▶ _THE EXERCISE_: Scan the following material for the string "Brazil" and copy each line in which it appears.

[Extracts from a graphics dataset]

—————

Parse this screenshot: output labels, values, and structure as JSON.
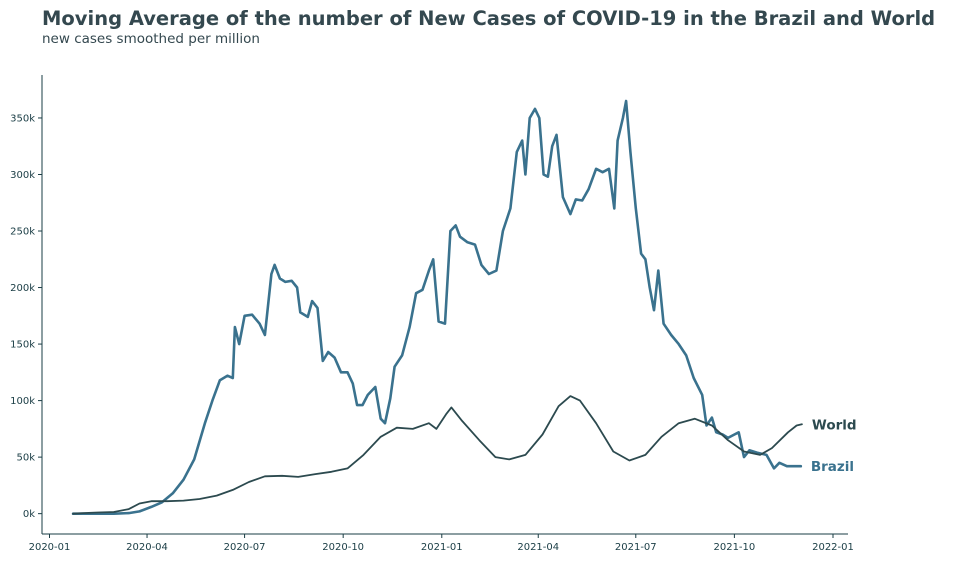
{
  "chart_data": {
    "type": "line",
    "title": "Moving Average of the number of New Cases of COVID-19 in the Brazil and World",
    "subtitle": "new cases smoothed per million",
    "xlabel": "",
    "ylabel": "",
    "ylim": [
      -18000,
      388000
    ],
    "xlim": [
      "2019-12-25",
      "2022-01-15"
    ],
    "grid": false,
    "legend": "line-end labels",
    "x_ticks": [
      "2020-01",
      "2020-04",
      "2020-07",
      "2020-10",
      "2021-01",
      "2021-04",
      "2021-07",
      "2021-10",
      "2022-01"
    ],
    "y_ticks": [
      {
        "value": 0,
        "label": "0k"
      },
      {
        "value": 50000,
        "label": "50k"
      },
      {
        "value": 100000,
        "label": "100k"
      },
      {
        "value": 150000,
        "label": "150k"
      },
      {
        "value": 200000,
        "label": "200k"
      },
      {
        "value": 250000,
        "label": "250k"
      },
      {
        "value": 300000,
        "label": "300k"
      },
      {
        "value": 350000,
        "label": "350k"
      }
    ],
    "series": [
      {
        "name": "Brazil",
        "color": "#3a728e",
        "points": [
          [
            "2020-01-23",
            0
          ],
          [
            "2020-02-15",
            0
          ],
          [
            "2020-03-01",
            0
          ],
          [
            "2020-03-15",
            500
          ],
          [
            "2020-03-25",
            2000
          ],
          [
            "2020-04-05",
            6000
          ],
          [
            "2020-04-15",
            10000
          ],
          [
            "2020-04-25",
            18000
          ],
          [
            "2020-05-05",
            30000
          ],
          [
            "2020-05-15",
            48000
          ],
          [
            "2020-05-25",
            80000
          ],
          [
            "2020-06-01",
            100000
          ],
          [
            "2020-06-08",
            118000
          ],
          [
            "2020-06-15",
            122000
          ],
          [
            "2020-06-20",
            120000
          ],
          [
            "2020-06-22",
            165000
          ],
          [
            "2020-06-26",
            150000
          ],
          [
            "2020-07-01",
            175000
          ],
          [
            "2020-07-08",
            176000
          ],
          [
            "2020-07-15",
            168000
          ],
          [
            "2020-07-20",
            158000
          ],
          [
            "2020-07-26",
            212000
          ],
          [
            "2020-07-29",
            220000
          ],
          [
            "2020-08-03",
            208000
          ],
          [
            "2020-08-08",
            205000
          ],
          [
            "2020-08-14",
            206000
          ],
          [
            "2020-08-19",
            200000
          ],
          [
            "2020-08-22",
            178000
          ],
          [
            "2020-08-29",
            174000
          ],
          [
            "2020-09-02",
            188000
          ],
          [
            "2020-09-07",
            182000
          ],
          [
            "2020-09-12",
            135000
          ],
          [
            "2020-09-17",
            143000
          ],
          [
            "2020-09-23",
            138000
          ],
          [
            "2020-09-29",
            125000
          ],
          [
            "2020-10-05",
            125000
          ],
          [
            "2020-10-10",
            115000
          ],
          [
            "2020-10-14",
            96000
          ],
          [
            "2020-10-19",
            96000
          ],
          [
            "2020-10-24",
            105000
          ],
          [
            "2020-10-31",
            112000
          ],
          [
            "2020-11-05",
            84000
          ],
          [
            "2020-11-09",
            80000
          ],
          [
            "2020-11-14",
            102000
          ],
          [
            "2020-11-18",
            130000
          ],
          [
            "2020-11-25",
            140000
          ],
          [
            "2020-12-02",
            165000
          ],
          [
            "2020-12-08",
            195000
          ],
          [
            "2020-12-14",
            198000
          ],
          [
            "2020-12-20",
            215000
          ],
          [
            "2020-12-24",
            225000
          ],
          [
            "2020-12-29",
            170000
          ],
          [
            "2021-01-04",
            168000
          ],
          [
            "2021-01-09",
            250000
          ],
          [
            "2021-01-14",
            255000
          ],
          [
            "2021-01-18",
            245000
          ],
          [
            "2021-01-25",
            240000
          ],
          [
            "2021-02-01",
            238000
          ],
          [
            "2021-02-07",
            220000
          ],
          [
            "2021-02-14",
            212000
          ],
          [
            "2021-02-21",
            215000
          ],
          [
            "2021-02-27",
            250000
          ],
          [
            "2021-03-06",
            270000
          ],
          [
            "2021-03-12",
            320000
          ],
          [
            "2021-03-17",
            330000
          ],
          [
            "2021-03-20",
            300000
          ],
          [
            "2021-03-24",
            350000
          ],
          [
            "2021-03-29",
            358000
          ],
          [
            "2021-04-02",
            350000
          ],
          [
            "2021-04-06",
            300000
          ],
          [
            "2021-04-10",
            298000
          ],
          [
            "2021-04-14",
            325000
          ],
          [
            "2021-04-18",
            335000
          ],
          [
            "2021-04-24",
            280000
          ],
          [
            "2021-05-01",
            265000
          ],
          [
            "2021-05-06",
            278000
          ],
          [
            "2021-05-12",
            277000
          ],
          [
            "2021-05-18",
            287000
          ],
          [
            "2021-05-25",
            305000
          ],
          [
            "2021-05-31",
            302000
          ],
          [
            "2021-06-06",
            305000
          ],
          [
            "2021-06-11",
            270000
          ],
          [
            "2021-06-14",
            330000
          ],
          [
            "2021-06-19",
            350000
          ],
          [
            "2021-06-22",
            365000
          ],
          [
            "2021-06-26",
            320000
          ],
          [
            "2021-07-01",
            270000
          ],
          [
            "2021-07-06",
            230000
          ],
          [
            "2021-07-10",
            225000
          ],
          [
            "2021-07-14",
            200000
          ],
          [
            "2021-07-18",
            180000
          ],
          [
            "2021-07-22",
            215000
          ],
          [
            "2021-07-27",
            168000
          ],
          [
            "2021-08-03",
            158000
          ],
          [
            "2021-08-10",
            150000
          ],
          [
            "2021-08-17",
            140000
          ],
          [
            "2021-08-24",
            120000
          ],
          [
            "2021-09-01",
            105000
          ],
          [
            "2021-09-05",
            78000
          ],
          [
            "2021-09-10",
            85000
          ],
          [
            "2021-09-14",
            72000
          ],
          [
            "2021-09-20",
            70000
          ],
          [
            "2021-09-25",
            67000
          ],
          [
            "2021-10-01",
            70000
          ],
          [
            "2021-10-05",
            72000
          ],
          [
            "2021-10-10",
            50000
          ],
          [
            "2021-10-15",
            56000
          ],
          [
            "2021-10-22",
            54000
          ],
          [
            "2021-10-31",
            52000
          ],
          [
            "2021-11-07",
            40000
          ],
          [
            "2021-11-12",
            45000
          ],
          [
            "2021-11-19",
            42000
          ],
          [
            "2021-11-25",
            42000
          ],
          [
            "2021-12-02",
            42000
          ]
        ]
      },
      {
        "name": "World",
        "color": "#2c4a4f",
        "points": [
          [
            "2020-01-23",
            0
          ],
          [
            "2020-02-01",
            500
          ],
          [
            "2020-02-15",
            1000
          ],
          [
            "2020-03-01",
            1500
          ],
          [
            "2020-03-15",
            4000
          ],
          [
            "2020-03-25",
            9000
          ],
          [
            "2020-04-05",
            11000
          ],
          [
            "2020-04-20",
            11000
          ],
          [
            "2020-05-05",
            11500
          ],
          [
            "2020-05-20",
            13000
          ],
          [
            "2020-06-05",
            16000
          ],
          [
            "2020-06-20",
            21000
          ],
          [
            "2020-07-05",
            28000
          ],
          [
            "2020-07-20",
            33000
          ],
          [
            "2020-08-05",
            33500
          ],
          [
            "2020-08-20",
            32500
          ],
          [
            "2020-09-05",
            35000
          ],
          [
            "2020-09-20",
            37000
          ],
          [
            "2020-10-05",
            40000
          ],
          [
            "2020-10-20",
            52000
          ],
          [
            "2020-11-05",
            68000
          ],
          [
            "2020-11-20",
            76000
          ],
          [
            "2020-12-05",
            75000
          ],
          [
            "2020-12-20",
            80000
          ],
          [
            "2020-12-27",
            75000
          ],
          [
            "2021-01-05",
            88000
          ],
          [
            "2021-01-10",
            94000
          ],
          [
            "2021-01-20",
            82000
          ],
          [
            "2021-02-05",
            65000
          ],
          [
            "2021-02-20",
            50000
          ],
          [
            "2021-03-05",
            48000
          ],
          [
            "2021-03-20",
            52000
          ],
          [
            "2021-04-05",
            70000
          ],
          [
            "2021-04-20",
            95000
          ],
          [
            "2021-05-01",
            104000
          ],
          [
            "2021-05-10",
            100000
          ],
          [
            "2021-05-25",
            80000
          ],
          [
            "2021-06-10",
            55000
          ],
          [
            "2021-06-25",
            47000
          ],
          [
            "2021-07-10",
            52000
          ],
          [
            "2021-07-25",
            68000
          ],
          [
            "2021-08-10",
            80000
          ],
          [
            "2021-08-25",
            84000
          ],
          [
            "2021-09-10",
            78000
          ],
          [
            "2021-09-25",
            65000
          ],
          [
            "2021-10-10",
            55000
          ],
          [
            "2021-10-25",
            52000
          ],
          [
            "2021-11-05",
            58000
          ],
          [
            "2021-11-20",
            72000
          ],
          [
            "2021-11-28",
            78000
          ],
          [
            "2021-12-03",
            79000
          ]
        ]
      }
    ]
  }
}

—————

▶ _EXERCISE RESPONSE_:
    "title": "Moving Average of the number of New Cases of COVID-19 in the Brazil and World",
        "name": "Brazil",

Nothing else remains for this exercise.